[START OF DATA SHOWN]

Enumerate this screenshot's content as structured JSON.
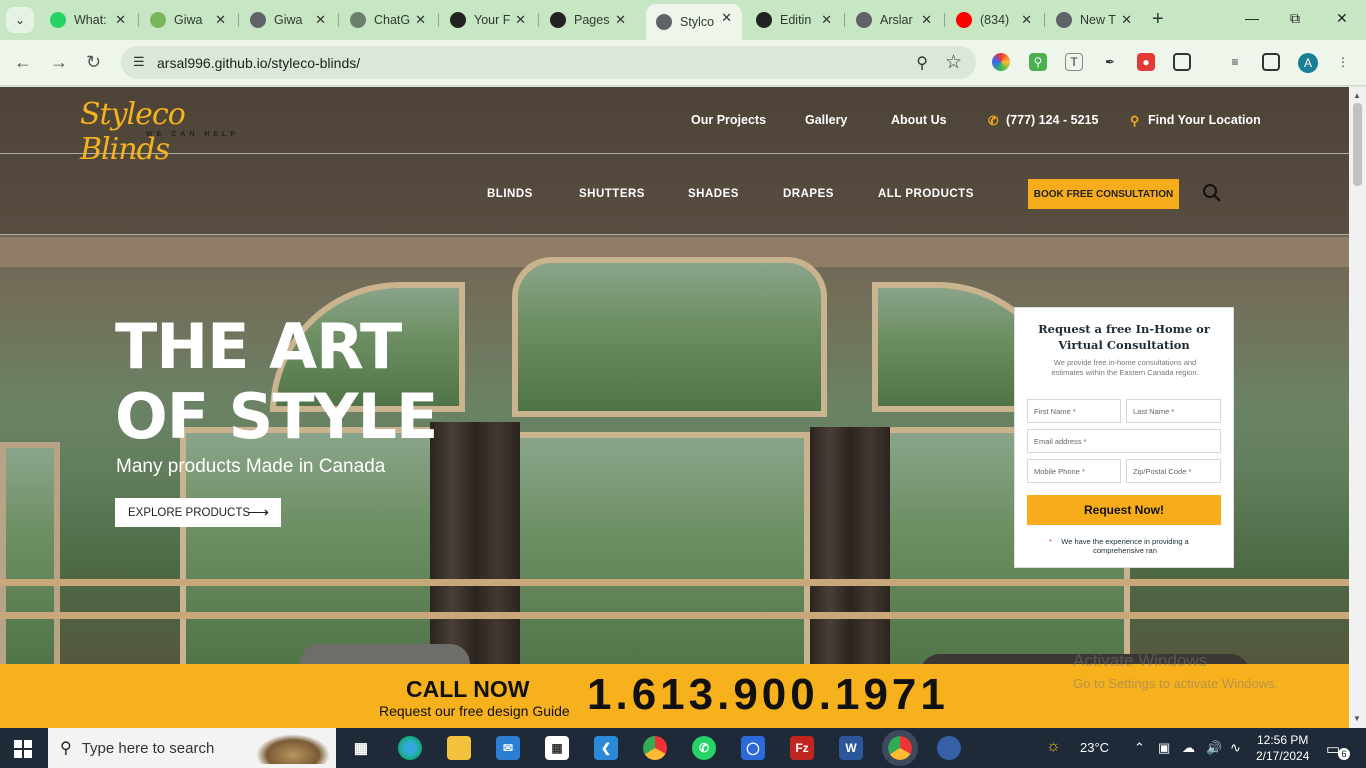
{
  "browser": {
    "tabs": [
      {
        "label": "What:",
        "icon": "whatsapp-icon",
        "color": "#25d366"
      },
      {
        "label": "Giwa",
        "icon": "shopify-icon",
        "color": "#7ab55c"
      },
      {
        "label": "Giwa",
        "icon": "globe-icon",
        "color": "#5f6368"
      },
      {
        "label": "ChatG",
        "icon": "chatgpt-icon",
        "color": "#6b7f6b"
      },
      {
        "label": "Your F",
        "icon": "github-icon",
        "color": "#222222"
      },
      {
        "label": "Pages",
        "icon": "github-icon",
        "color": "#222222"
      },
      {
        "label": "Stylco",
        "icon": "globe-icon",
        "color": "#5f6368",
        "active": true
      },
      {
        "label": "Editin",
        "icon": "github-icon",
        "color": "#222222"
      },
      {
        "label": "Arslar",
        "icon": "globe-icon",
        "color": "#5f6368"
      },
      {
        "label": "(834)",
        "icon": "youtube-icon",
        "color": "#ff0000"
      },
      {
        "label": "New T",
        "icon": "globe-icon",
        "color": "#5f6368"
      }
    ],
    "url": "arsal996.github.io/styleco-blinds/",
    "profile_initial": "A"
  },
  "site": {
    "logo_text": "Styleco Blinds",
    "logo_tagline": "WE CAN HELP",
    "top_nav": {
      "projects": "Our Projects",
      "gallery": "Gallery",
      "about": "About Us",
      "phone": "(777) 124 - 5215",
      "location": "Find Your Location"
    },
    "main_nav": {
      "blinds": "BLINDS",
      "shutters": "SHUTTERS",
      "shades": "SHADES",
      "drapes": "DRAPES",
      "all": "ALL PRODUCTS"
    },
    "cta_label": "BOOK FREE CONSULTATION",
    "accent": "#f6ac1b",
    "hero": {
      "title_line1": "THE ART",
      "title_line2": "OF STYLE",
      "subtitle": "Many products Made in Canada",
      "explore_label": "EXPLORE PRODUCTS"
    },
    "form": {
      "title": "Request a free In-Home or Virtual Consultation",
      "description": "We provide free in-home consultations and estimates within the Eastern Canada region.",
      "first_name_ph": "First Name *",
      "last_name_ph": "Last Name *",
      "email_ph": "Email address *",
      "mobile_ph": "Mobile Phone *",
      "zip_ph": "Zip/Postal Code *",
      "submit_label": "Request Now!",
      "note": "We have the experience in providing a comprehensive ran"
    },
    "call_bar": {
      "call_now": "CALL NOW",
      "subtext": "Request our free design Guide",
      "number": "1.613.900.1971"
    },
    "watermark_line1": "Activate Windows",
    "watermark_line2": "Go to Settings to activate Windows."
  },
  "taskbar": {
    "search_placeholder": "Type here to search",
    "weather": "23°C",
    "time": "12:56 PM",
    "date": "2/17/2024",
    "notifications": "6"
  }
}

[END OF DATA SHOWN]

# JOB
Are you able to set down all the lines above exactly, without any pictures?

# CORRECT RESULT
Enumerate this screenshot's content as structured JSON.
{
  "browser": {
    "tabs": [
      {
        "label": "What:",
        "icon": "whatsapp-icon",
        "color": "#25d366"
      },
      {
        "label": "Giwa",
        "icon": "shopify-icon",
        "color": "#7ab55c"
      },
      {
        "label": "Giwa",
        "icon": "globe-icon",
        "color": "#5f6368"
      },
      {
        "label": "ChatG",
        "icon": "chatgpt-icon",
        "color": "#6b7f6b"
      },
      {
        "label": "Your F",
        "icon": "github-icon",
        "color": "#222222"
      },
      {
        "label": "Pages",
        "icon": "github-icon",
        "color": "#222222"
      },
      {
        "label": "Stylco",
        "icon": "globe-icon",
        "color": "#5f6368",
        "active": true
      },
      {
        "label": "Editin",
        "icon": "github-icon",
        "color": "#222222"
      },
      {
        "label": "Arslar",
        "icon": "globe-icon",
        "color": "#5f6368"
      },
      {
        "label": "(834)",
        "icon": "youtube-icon",
        "color": "#ff0000"
      },
      {
        "label": "New T",
        "icon": "globe-icon",
        "color": "#5f6368"
      }
    ],
    "url": "arsal996.github.io/styleco-blinds/",
    "profile_initial": "A"
  },
  "site": {
    "logo_text": "Styleco Blinds",
    "logo_tagline": "WE CAN HELP",
    "top_nav": {
      "projects": "Our Projects",
      "gallery": "Gallery",
      "about": "About Us",
      "phone": "(777) 124 - 5215",
      "location": "Find Your Location"
    },
    "main_nav": {
      "blinds": "BLINDS",
      "shutters": "SHUTTERS",
      "shades": "SHADES",
      "drapes": "DRAPES",
      "all": "ALL PRODUCTS"
    },
    "cta_label": "BOOK FREE CONSULTATION",
    "accent": "#f6ac1b",
    "hero": {
      "title_line1": "THE ART",
      "title_line2": "OF STYLE",
      "subtitle": "Many products Made in Canada",
      "explore_label": "EXPLORE PRODUCTS"
    },
    "form": {
      "title": "Request a free In-Home or Virtual Consultation",
      "description": "We provide free in-home consultations and estimates within the Eastern Canada region.",
      "first_name_ph": "First Name *",
      "last_name_ph": "Last Name *",
      "email_ph": "Email address *",
      "mobile_ph": "Mobile Phone *",
      "zip_ph": "Zip/Postal Code *",
      "submit_label": "Request Now!",
      "note": "We have the experience in providing a comprehensive ran"
    },
    "call_bar": {
      "call_now": "CALL NOW",
      "subtext": "Request our free design Guide",
      "number": "1.613.900.1971"
    },
    "watermark_line1": "Activate Windows",
    "watermark_line2": "Go to Settings to activate Windows."
  },
  "taskbar": {
    "search_placeholder": "Type here to search",
    "weather": "23°C",
    "time": "12:56 PM",
    "date": "2/17/2024",
    "notifications": "6"
  }
}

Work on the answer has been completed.